EXERCISE PROMPT:
Indicate only the number of lines in the listing below in which the word "xlabel" appears.

MATERIAL FOR THIS TASK:

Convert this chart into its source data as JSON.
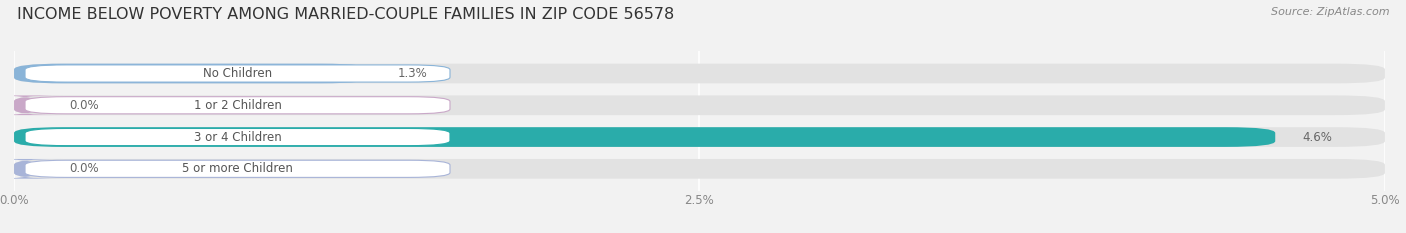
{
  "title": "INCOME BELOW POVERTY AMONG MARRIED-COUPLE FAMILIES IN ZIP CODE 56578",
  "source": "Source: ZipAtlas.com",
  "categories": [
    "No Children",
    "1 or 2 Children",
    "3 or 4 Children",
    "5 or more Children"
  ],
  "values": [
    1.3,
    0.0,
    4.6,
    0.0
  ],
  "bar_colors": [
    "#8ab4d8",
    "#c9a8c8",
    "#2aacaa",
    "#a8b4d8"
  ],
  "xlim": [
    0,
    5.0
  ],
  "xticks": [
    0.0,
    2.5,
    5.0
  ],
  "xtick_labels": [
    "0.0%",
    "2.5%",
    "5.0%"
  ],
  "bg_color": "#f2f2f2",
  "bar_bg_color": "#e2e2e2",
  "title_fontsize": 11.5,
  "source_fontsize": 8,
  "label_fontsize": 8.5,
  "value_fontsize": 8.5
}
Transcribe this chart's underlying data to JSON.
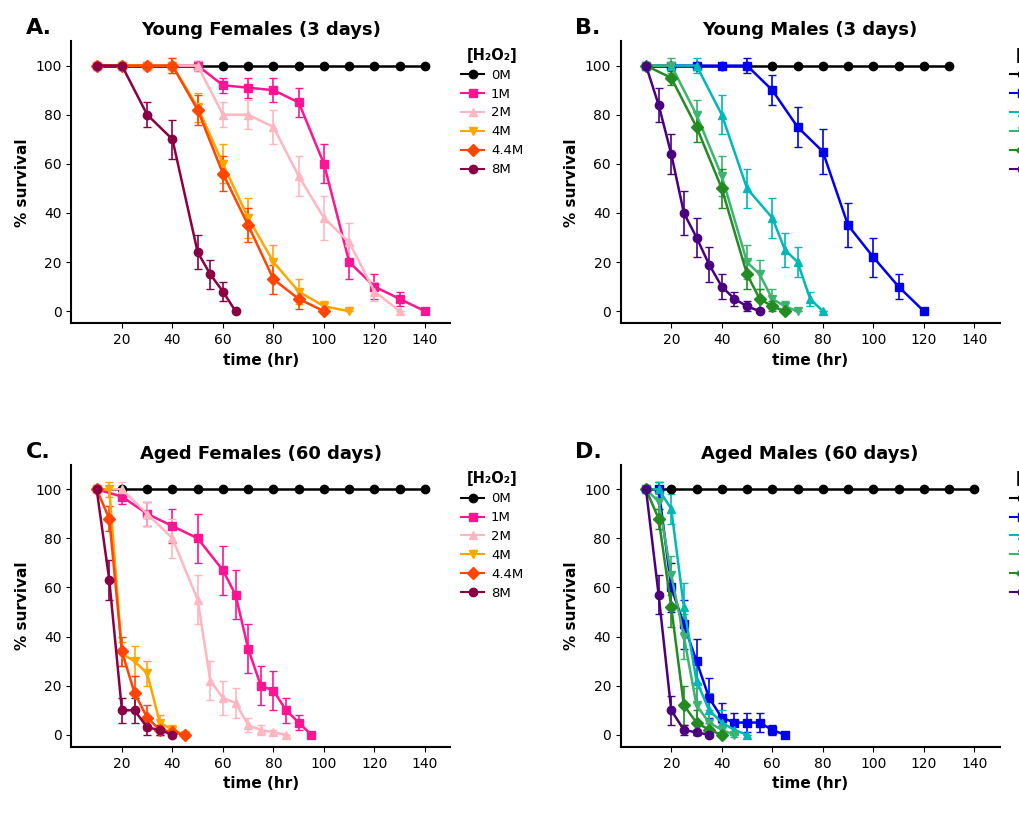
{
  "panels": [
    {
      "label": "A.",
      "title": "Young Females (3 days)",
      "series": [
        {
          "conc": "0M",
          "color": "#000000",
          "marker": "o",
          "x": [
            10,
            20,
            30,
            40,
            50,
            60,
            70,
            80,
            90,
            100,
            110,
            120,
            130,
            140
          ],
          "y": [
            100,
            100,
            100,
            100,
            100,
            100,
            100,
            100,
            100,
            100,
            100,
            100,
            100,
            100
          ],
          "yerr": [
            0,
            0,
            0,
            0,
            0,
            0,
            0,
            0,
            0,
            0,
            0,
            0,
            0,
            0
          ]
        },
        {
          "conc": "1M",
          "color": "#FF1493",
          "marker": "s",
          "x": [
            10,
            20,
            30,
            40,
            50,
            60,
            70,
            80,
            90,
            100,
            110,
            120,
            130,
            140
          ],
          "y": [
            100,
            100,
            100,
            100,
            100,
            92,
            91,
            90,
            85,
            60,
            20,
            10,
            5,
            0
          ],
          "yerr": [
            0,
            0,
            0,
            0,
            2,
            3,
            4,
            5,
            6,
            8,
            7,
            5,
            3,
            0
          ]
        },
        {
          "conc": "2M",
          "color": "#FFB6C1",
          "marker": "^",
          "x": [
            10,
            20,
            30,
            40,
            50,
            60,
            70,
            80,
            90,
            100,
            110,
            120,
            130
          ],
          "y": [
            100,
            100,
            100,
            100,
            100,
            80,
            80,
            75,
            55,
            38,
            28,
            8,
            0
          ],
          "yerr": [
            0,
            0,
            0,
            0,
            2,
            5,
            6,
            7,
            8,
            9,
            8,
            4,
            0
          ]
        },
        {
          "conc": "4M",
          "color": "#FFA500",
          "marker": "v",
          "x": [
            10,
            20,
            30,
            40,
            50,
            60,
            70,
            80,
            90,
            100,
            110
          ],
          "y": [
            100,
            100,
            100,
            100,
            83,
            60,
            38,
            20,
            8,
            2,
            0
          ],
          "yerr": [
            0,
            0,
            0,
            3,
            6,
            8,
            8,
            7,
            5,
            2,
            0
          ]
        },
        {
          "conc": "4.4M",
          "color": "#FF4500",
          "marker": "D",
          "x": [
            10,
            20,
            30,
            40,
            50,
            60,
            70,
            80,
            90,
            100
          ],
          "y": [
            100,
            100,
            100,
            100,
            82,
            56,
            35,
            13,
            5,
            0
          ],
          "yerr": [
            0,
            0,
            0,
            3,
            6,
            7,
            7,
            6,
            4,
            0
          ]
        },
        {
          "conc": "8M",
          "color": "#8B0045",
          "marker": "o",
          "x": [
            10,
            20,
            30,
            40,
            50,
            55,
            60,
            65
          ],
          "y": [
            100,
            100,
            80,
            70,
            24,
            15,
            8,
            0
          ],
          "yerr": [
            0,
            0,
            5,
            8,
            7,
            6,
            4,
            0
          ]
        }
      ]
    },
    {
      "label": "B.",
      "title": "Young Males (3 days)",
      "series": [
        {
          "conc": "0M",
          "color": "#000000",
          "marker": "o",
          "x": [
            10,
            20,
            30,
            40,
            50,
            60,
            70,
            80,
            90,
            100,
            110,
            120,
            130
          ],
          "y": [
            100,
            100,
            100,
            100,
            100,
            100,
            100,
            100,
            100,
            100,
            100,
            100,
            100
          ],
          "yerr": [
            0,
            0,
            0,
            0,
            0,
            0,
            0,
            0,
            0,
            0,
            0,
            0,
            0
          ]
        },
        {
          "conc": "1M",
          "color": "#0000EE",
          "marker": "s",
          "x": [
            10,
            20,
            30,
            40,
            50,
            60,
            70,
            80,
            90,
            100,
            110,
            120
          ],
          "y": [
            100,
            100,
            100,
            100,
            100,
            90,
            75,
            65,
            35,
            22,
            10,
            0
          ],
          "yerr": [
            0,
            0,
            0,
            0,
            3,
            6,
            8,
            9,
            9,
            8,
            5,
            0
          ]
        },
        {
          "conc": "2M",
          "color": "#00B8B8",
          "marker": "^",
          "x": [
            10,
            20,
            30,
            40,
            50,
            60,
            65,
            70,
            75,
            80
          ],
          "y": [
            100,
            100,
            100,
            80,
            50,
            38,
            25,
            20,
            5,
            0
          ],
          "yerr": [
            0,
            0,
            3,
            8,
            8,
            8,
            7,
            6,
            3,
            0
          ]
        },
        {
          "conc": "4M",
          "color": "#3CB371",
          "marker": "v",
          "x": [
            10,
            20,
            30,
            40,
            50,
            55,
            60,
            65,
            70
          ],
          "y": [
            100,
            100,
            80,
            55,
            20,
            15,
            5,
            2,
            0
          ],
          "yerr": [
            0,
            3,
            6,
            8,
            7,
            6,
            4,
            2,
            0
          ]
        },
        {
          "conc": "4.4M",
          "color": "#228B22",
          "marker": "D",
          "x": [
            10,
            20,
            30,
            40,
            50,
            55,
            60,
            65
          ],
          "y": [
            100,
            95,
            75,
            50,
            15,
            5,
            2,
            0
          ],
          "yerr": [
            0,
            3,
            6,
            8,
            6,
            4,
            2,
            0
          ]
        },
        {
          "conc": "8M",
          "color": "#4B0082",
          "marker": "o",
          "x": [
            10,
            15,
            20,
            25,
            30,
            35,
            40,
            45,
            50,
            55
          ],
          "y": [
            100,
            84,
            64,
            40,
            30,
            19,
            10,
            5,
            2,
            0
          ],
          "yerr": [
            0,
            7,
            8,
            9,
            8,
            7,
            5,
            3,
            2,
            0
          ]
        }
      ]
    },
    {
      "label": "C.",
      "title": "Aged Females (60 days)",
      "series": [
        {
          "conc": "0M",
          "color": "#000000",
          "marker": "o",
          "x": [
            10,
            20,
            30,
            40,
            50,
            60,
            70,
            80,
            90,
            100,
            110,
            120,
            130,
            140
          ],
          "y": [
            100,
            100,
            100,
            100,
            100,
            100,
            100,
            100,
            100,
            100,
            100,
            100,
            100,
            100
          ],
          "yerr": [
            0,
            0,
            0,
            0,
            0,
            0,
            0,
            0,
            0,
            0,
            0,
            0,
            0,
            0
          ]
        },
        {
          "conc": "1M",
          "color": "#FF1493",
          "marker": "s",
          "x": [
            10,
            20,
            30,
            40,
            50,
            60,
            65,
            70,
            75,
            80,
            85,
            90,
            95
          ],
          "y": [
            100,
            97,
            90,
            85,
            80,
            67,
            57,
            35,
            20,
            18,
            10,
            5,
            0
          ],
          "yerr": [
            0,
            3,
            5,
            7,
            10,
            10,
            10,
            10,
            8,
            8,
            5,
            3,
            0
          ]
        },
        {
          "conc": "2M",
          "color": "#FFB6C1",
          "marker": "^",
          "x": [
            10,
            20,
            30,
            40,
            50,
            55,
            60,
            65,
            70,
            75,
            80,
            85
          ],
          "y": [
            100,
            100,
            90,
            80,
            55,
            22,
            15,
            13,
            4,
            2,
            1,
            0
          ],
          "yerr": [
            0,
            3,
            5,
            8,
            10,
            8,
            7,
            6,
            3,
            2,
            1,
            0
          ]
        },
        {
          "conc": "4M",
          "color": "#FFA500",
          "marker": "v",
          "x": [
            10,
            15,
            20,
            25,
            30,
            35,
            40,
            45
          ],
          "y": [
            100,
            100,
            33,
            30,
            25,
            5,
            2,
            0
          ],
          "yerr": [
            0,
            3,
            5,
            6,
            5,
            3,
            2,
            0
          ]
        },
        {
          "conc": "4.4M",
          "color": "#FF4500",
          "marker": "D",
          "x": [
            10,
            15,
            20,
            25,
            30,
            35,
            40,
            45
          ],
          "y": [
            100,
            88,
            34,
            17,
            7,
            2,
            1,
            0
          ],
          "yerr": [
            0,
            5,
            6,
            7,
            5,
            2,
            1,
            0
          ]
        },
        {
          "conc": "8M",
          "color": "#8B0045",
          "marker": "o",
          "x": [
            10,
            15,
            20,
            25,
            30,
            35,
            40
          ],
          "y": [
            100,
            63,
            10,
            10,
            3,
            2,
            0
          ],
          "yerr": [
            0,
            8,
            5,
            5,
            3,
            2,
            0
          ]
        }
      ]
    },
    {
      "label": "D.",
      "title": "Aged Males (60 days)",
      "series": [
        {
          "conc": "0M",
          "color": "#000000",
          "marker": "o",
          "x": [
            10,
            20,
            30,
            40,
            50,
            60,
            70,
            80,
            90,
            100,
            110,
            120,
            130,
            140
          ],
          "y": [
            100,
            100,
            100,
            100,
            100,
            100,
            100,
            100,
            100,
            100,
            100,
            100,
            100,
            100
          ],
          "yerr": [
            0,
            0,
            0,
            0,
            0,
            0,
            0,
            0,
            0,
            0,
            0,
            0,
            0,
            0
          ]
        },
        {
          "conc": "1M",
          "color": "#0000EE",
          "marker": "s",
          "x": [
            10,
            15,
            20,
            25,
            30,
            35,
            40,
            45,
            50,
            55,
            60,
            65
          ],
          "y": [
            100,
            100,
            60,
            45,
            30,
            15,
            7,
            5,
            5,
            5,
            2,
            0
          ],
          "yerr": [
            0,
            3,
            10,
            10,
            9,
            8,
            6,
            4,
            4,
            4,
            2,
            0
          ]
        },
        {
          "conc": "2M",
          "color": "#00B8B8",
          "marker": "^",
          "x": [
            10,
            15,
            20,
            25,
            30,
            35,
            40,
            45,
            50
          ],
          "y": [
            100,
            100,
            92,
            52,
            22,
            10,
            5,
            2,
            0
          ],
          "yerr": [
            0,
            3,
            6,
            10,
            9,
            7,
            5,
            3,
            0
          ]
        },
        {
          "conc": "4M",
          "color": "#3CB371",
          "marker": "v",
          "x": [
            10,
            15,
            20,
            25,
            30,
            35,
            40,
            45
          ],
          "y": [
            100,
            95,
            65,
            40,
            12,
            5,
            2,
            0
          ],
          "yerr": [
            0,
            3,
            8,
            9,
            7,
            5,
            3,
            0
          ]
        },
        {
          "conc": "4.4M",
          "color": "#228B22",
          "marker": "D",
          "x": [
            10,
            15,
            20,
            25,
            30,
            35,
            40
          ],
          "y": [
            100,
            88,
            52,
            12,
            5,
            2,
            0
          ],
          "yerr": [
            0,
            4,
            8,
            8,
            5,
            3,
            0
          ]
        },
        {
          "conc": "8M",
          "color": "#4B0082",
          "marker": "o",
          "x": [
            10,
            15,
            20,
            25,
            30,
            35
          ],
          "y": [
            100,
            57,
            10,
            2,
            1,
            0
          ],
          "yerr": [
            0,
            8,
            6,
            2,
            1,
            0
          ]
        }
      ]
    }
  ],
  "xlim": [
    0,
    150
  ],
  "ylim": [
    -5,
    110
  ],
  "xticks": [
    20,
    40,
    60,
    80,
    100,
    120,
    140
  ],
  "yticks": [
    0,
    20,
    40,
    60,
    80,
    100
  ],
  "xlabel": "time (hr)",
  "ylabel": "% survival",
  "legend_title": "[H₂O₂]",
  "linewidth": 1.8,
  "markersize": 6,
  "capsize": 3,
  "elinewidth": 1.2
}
...
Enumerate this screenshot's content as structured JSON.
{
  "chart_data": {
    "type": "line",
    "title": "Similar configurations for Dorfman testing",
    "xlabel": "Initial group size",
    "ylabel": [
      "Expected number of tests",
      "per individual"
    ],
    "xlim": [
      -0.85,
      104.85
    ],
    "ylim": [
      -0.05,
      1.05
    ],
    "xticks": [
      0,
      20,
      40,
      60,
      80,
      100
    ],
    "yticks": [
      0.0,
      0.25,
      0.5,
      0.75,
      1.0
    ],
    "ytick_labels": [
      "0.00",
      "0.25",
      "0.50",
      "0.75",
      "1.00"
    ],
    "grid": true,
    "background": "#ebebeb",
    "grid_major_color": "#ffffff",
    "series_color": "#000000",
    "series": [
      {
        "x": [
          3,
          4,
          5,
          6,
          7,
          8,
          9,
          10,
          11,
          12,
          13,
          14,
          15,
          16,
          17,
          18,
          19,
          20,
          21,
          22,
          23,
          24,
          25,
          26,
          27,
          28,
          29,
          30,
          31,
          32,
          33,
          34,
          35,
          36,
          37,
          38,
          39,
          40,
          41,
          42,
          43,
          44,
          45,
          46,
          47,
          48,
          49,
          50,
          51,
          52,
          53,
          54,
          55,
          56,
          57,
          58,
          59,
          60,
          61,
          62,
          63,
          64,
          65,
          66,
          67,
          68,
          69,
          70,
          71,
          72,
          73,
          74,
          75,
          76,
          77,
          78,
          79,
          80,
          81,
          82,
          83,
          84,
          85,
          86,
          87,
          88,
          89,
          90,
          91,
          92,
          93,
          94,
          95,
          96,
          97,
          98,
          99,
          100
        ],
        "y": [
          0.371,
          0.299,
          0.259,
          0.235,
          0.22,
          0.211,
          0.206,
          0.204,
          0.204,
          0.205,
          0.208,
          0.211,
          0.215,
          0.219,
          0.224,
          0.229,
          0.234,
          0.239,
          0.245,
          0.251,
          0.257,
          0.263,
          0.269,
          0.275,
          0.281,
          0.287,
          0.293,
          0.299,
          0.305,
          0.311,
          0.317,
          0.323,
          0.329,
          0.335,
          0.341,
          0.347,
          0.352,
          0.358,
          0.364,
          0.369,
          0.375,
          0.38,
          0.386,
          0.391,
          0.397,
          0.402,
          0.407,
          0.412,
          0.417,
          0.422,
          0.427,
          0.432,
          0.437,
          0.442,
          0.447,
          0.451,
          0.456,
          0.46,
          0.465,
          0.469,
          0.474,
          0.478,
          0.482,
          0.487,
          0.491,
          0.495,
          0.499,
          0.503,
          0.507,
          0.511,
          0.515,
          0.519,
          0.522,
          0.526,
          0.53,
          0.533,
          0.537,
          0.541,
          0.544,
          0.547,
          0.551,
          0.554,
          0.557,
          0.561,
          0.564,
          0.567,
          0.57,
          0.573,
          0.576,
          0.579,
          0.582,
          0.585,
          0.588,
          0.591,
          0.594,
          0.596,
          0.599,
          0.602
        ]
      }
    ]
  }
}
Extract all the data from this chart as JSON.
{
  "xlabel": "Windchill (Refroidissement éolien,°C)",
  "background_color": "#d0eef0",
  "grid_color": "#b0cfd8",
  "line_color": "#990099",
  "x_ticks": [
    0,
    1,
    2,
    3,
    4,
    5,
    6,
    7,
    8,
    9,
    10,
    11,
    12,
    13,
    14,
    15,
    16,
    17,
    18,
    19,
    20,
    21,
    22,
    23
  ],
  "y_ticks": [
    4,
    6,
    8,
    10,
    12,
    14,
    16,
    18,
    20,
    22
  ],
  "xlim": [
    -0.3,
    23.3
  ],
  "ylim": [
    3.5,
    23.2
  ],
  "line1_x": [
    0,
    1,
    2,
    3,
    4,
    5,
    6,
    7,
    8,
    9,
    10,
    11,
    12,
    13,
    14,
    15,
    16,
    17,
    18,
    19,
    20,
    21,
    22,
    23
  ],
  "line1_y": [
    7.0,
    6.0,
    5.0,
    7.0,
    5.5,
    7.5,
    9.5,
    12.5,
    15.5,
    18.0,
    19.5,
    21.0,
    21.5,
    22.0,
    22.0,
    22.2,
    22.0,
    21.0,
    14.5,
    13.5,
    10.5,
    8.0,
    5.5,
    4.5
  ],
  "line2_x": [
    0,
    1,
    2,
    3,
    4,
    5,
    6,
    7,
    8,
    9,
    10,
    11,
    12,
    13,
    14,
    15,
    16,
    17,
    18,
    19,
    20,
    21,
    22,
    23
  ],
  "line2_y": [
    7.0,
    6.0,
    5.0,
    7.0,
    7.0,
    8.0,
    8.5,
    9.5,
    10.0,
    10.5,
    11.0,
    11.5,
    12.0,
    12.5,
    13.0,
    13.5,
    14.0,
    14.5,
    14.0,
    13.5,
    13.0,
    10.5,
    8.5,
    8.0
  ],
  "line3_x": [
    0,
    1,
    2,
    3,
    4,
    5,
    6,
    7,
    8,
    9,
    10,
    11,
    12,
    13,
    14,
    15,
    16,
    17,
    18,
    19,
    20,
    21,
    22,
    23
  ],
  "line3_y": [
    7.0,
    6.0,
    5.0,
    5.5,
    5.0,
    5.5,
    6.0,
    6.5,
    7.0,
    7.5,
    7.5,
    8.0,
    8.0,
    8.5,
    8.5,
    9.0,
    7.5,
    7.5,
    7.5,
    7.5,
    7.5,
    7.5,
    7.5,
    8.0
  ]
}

TASK SOLUTION:
3